(Excerpts from a figure dataset)
□ □ □

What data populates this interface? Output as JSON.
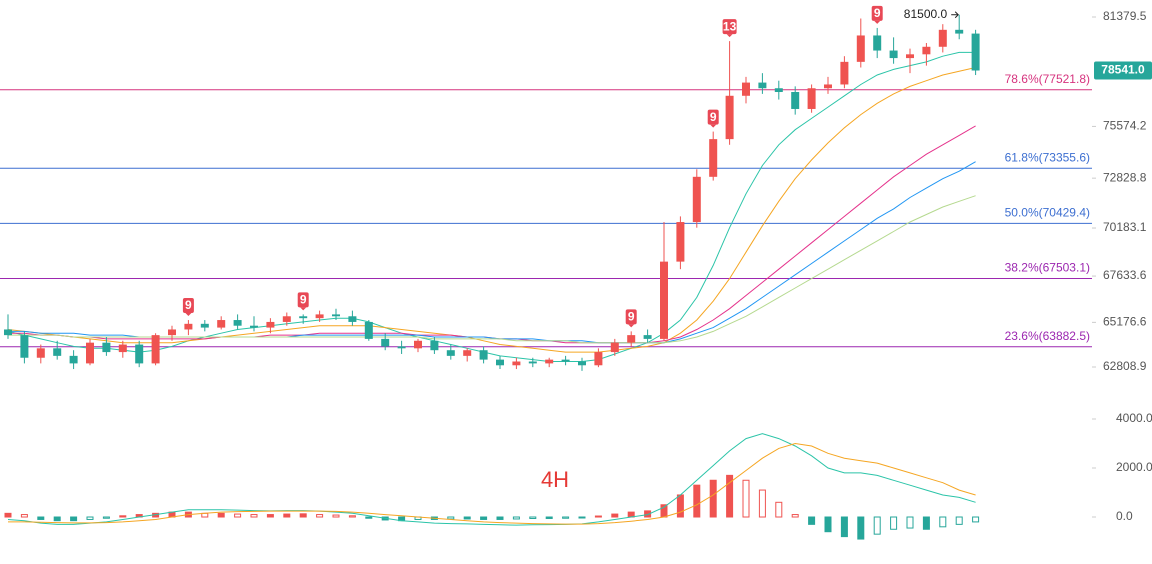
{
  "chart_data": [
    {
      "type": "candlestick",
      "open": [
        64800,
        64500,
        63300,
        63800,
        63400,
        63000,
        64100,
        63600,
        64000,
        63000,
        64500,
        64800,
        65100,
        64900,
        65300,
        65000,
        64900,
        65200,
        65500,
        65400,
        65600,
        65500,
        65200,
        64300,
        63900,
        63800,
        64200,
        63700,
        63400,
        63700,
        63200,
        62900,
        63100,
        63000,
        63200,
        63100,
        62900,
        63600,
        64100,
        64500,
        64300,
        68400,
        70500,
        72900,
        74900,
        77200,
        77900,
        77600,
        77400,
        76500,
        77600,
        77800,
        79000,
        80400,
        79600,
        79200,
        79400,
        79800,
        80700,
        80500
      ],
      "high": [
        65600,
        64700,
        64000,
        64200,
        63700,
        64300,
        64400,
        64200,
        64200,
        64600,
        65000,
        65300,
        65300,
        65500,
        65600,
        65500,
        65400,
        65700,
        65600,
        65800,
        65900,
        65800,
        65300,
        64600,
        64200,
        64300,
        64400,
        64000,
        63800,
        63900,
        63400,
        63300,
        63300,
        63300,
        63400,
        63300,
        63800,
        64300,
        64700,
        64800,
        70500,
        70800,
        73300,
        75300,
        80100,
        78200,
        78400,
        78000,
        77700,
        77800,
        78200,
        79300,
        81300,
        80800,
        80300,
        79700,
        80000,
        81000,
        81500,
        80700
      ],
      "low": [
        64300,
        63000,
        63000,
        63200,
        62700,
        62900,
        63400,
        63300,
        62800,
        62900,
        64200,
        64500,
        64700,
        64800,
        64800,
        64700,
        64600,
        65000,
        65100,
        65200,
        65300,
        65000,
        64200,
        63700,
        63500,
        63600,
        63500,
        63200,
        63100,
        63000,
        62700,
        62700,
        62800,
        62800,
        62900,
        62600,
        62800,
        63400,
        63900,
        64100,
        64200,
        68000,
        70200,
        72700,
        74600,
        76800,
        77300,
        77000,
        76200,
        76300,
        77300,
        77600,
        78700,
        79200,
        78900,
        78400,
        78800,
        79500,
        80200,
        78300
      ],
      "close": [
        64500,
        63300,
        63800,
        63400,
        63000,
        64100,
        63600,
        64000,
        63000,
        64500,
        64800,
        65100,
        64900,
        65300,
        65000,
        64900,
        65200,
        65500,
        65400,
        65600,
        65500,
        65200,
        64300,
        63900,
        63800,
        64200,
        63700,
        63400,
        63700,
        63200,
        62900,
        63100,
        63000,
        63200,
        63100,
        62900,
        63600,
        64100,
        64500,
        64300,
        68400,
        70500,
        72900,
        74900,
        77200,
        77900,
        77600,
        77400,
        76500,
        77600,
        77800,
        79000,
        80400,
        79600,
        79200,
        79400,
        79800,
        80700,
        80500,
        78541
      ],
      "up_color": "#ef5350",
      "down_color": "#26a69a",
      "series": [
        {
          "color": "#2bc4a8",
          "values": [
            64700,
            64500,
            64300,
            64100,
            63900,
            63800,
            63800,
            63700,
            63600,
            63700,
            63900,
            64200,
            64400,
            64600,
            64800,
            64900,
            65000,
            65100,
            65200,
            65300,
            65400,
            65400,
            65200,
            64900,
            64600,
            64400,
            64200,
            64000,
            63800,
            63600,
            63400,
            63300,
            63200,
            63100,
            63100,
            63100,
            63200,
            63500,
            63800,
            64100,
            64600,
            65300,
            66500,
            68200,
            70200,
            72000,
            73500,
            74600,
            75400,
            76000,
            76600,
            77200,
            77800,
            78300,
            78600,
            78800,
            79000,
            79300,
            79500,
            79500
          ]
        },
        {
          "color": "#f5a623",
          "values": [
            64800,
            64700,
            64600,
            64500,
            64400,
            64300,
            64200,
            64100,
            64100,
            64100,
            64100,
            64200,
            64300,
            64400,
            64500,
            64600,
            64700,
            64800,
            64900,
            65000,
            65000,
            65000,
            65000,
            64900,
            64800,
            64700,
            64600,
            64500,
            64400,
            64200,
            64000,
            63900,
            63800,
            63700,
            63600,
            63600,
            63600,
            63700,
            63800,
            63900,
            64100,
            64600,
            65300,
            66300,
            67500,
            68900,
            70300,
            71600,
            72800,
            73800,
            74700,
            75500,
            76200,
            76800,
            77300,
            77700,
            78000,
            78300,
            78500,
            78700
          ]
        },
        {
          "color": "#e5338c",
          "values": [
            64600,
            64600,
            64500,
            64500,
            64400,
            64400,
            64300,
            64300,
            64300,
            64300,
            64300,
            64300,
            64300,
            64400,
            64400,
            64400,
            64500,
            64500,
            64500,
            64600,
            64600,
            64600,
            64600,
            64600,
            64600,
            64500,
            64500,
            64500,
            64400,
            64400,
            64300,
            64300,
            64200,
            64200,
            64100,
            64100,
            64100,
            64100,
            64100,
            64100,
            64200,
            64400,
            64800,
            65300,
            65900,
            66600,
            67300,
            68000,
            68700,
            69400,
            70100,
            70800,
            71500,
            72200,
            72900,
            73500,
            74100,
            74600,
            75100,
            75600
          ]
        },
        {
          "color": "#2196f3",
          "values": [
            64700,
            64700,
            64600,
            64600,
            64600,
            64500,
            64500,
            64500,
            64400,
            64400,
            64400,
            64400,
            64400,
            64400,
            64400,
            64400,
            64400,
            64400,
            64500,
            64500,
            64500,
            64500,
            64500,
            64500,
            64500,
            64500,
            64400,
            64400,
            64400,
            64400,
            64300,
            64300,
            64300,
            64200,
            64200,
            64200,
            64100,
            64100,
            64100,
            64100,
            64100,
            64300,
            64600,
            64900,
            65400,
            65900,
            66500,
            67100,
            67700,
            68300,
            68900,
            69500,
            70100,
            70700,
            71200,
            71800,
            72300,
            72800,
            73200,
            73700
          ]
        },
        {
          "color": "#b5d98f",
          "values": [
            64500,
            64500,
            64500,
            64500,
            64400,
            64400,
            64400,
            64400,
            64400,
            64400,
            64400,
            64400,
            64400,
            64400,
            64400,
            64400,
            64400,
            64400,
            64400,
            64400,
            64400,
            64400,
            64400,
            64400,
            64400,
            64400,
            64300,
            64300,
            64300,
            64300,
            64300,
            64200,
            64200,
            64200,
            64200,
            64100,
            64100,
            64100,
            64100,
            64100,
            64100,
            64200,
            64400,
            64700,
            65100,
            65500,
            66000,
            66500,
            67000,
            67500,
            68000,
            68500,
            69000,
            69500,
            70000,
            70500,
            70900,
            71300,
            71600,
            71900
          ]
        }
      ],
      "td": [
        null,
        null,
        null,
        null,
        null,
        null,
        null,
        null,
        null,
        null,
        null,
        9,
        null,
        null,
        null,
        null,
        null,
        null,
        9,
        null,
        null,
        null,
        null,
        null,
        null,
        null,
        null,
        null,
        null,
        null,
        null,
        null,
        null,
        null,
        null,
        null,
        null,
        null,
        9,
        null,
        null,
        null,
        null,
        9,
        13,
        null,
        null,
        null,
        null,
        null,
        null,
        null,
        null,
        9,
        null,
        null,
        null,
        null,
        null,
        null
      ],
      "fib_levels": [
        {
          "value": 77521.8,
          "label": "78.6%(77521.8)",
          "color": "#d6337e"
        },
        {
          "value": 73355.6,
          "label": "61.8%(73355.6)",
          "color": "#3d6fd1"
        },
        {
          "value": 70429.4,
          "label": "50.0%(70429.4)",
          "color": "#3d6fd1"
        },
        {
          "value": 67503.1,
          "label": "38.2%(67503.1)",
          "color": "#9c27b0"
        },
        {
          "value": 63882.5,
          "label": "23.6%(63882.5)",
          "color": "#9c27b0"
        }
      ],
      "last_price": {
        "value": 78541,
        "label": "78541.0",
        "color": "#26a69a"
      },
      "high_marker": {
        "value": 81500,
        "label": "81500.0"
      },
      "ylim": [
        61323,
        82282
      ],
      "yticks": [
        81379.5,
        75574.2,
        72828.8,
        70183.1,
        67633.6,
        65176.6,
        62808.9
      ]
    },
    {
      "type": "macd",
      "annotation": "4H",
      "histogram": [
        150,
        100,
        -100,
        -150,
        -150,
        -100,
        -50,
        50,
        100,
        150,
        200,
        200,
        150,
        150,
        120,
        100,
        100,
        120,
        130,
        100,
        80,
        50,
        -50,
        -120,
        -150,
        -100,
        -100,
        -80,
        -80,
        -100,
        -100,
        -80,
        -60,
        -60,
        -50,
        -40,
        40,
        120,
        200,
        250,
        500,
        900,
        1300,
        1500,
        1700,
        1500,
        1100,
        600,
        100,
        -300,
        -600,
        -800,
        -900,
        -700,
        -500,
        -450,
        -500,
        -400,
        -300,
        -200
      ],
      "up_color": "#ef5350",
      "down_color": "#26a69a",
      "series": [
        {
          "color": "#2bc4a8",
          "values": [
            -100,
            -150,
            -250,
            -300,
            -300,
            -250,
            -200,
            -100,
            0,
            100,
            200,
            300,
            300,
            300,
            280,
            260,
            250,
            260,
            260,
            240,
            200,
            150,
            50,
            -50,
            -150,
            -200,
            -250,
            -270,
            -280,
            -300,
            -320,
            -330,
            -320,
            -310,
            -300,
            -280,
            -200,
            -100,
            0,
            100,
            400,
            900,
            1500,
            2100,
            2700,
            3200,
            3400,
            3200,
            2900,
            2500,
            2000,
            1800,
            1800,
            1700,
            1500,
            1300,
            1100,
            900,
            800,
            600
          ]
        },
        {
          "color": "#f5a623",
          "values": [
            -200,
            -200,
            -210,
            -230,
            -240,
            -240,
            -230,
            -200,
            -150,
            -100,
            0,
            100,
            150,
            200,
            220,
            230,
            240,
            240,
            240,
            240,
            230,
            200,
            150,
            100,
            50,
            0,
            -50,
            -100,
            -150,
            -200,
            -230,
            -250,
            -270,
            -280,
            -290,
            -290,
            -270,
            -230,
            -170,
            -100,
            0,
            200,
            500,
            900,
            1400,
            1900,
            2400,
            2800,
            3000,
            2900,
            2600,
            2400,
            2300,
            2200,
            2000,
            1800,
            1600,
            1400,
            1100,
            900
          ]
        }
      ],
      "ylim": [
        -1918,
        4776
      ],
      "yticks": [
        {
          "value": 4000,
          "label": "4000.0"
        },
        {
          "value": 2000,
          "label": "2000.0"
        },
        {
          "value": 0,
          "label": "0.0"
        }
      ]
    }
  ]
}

□ □ □

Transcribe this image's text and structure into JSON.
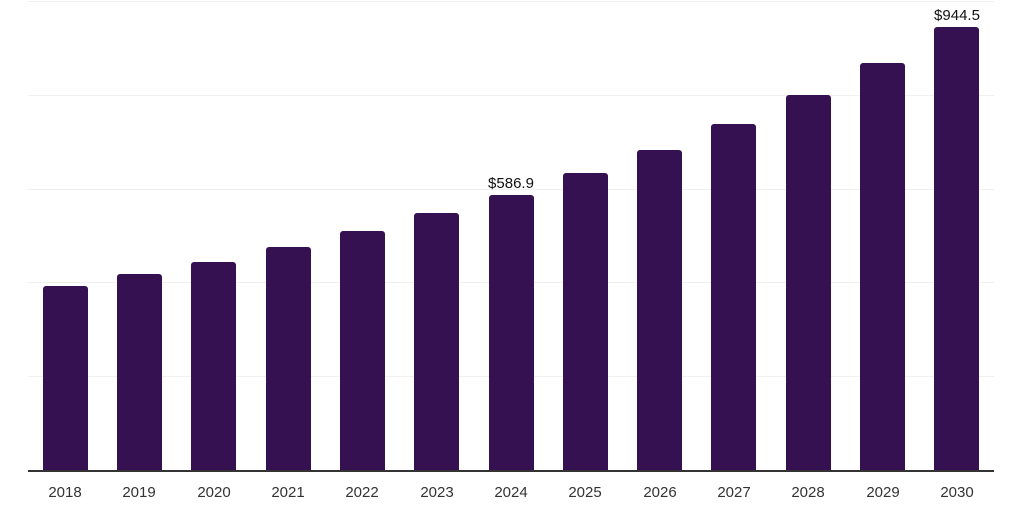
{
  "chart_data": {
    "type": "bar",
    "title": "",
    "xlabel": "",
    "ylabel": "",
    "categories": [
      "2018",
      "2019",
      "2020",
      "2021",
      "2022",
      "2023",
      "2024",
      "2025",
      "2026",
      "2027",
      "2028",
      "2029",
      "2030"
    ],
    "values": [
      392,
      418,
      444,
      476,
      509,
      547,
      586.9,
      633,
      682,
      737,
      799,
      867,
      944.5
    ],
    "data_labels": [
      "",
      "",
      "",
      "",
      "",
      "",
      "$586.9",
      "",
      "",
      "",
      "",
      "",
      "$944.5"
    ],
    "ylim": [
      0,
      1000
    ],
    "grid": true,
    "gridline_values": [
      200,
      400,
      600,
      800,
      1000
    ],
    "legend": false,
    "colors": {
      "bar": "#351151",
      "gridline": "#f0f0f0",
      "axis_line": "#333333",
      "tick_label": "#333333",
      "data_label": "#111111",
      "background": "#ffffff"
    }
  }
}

□ □ □

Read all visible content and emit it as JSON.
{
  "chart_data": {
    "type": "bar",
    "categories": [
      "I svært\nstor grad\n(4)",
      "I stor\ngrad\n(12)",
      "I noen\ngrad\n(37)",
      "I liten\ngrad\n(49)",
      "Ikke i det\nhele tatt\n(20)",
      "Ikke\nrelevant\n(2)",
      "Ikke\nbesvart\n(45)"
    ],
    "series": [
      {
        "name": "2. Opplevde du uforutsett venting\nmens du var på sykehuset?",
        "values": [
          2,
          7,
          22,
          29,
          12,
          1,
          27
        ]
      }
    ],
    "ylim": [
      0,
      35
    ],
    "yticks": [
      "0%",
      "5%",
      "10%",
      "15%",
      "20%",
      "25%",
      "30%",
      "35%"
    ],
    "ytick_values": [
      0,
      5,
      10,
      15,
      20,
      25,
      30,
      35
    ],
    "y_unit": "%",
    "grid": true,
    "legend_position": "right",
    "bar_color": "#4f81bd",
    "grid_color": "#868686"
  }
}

□ □ □

_Set exercise:_
Lines that hold "type" are the ones to copy; find all of them.

_Answer to this exercise:_
      "type": "candlestick",
      "type": "macd",
    "type": "bar",
    "type": "bar",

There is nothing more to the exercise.